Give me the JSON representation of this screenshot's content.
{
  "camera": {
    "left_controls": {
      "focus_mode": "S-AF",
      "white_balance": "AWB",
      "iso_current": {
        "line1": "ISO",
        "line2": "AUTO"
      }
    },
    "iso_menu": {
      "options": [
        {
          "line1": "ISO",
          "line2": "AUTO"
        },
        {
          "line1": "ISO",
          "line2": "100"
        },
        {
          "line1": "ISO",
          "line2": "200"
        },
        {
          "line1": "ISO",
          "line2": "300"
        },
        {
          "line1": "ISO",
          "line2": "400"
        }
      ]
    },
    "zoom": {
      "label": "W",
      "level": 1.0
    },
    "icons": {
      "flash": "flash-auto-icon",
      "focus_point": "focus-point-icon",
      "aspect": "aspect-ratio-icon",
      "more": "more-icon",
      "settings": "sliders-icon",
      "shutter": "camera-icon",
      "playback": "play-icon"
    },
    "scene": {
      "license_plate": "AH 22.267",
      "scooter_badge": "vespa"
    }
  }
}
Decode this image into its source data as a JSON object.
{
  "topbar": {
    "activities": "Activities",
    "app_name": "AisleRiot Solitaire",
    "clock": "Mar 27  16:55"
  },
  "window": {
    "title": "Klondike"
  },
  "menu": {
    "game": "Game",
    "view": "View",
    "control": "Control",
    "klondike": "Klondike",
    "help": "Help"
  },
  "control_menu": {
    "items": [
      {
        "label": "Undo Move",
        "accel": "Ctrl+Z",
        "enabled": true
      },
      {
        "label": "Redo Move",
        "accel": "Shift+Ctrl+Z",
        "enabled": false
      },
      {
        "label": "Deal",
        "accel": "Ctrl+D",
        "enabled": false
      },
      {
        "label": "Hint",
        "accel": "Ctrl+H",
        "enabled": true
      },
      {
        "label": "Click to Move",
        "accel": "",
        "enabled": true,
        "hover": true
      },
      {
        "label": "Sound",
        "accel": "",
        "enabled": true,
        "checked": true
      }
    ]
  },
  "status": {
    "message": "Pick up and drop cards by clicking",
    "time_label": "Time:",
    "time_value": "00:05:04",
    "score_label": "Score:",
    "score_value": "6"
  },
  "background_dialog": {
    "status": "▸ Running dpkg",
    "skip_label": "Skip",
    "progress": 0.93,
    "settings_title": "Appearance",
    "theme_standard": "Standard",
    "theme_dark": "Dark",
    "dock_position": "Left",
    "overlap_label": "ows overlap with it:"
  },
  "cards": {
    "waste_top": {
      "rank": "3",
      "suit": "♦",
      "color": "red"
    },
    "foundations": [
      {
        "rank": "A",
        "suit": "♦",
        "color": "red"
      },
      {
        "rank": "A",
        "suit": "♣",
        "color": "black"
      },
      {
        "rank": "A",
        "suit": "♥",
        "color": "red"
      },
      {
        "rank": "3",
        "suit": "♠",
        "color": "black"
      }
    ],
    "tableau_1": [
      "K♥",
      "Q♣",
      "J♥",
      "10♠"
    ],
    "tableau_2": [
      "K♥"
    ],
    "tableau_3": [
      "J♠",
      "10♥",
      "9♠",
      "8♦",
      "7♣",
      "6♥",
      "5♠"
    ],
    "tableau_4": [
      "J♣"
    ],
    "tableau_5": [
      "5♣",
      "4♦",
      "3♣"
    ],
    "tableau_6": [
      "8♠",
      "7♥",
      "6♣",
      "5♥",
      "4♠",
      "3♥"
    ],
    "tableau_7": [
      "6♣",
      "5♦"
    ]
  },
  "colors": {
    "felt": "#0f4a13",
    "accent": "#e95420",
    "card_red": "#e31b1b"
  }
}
· · · ·
GIVEN EXERCISE: Return each line with "cards".

THE OUTPUT:
    "message": "Pick up and drop cards by clicking",
  "cards": {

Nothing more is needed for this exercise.